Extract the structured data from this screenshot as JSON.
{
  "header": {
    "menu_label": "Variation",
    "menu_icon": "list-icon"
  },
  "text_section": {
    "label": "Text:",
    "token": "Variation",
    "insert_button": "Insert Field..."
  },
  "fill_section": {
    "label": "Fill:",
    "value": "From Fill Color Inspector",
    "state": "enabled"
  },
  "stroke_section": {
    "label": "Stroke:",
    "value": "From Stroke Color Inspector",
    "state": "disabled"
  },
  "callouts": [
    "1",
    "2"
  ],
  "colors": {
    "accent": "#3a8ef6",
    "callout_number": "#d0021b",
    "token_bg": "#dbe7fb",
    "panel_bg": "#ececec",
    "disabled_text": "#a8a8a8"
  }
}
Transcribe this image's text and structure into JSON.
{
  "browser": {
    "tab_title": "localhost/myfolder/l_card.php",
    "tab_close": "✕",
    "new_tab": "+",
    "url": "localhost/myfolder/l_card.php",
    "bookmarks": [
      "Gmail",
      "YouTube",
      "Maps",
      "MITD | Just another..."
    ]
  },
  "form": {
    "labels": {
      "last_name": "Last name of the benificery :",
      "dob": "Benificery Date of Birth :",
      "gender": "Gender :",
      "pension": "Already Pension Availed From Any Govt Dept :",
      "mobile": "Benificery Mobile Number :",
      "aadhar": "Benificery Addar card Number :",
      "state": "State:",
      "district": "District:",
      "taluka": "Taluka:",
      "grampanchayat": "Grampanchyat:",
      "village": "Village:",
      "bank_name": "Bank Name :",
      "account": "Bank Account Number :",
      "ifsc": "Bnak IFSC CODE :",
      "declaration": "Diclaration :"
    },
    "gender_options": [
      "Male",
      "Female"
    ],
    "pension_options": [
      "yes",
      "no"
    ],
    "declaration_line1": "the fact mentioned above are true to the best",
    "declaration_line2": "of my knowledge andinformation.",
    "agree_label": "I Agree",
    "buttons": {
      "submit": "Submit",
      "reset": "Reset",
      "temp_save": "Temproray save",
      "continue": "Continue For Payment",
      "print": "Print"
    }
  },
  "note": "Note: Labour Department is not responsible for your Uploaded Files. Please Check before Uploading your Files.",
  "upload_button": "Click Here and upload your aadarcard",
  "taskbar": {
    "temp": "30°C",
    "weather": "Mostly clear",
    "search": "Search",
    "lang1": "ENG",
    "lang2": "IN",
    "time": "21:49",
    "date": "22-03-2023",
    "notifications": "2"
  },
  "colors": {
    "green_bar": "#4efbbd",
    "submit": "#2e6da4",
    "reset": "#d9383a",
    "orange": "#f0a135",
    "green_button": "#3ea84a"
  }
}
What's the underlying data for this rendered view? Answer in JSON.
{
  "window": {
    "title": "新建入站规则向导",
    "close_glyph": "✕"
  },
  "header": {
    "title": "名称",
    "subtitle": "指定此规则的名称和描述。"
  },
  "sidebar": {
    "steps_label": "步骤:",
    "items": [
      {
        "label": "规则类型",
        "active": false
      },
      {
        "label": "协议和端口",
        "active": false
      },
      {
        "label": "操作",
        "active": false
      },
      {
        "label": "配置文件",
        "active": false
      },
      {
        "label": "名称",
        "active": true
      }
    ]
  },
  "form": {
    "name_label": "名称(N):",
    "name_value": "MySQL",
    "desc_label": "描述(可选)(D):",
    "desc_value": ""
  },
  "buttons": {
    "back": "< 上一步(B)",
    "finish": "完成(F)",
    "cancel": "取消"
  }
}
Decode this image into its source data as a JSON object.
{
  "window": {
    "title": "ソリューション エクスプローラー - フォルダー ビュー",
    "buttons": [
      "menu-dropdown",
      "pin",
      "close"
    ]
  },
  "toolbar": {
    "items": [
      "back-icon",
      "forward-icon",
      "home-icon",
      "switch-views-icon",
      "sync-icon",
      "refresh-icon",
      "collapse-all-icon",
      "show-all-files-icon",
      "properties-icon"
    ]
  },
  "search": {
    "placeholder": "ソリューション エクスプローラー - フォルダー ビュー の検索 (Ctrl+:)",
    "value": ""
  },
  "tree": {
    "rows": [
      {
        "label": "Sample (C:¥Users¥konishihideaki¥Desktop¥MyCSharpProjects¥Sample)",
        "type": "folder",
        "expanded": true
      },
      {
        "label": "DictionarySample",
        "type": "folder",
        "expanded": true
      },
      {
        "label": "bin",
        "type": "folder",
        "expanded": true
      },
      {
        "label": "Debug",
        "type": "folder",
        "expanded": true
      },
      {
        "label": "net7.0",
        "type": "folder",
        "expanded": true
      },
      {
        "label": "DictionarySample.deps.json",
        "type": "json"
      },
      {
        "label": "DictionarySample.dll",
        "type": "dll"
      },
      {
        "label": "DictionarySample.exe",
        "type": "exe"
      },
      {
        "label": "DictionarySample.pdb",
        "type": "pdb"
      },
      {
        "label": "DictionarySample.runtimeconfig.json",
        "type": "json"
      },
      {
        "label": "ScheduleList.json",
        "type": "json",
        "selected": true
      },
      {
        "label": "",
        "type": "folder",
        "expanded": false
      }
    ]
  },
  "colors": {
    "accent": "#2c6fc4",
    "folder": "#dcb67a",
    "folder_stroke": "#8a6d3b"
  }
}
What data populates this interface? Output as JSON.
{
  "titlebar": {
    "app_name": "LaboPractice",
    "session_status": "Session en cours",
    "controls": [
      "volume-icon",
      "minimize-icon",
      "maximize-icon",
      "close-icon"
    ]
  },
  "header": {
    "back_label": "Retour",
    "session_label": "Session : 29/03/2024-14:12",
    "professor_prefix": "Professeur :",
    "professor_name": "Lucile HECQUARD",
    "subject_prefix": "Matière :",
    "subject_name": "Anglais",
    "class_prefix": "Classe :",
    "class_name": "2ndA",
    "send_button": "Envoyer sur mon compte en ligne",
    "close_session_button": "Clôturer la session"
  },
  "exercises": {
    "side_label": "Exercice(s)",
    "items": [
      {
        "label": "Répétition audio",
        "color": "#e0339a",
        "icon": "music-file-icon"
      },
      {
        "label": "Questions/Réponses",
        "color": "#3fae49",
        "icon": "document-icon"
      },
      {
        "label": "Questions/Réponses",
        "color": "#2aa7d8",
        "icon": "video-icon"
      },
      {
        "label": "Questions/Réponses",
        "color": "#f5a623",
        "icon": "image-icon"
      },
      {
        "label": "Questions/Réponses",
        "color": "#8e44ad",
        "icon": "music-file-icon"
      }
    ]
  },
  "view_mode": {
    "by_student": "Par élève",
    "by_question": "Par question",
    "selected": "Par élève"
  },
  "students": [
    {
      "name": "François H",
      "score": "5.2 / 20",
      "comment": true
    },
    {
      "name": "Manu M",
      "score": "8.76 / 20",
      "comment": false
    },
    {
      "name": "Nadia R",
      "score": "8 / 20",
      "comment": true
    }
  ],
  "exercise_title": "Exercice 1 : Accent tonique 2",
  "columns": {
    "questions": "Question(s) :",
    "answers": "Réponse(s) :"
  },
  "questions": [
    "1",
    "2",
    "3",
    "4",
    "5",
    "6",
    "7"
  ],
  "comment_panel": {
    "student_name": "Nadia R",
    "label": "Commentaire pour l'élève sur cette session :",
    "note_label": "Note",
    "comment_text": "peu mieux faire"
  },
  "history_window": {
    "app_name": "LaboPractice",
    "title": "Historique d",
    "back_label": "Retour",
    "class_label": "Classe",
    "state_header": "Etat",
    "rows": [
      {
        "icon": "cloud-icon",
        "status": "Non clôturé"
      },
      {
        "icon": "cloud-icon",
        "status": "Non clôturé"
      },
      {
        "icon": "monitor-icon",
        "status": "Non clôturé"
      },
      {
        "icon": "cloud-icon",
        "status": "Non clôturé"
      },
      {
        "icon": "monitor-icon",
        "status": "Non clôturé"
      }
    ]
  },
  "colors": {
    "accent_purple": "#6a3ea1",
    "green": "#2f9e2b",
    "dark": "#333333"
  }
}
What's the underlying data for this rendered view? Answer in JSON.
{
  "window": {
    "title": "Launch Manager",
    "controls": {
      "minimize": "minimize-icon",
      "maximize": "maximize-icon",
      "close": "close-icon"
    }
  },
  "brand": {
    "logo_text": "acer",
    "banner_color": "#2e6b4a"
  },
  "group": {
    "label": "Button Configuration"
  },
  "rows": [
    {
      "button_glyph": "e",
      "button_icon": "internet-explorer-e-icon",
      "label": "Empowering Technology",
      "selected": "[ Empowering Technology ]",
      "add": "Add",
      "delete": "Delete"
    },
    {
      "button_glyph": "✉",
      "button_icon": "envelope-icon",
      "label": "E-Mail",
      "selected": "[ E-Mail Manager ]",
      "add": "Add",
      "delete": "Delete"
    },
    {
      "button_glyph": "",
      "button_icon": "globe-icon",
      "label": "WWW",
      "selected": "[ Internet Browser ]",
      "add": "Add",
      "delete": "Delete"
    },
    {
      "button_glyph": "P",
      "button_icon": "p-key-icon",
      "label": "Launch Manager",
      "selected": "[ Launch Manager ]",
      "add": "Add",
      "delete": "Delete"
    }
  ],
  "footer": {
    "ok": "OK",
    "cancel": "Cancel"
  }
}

▶ _What is asked_
State the number of lines in the preceding entries that include the word "Classe". Provide nothing else.

▶ _Task response_
2